## Exercise instructions
Every entry needs to be reproduced exactly.

## Records
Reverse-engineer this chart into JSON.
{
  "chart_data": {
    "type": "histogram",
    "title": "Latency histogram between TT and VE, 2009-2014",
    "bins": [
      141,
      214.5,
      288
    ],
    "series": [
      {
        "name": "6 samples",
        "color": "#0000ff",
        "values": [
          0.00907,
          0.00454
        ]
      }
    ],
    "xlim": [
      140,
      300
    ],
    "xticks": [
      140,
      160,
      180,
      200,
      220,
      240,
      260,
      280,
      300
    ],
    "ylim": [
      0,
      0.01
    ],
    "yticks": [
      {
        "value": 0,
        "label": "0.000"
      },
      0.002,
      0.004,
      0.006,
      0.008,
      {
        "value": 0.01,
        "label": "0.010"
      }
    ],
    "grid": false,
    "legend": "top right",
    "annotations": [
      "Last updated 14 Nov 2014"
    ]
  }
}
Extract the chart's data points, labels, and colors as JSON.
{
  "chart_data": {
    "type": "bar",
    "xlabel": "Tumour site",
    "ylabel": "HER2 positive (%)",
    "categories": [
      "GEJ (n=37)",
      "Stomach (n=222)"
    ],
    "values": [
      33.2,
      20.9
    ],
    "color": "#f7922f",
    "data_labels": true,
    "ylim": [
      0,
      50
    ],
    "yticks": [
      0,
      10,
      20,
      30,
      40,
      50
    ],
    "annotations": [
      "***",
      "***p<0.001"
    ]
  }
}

## Response to this task
Reverse-engineer this chart into JSON.
{
  "chart_data": {
    "type": "histogram",
    "title": "Latency histogram between TT and VE, 2009-2014",
    "bins": [
      141,
      214.5,
      288
    ],
    "series": [
      {
        "name": "6 samples",
        "color": "#0000ff",
        "values": [
          0.00907,
          0.00454
        ]
      }
    ],
    "xlim": [
      140,
      300
    ],
    "xticks": [
      140,
      160,
      180,
      200,
      220,
      240,
      260,
      280,
      300
    ],
    "ylim": [
      0,
      0.01
    ],
    "yticks": [
      {
        "value": 0,
        "label": "0.000"
      },
      0.002,
      0.004,
      0.006,
      0.008,
      {
        "value": 0.01,
        "label": "0.010"
      }
    ],
    "grid": false,
    "legend": "top right",
    "annotations": [
      "Last updated 14 Nov 2014"
    ]
  }
}
Extract the chart's data points, labels, and colors as JSON.
{
  "chart_data": {
    "type": "bar",
    "xlabel": "Tumour site",
    "ylabel": "HER2 positive (%)",
    "categories": [
      "GEJ (n=37)",
      "Stomach (n=222)"
    ],
    "values": [
      33.2,
      20.9
    ],
    "color": "#f7922f",
    "data_labels": true,
    "ylim": [
      0,
      50
    ],
    "yticks": [
      0,
      10,
      20,
      30,
      40,
      50
    ],
    "annotations": [
      "***",
      "***p<0.001"
    ]
  }
}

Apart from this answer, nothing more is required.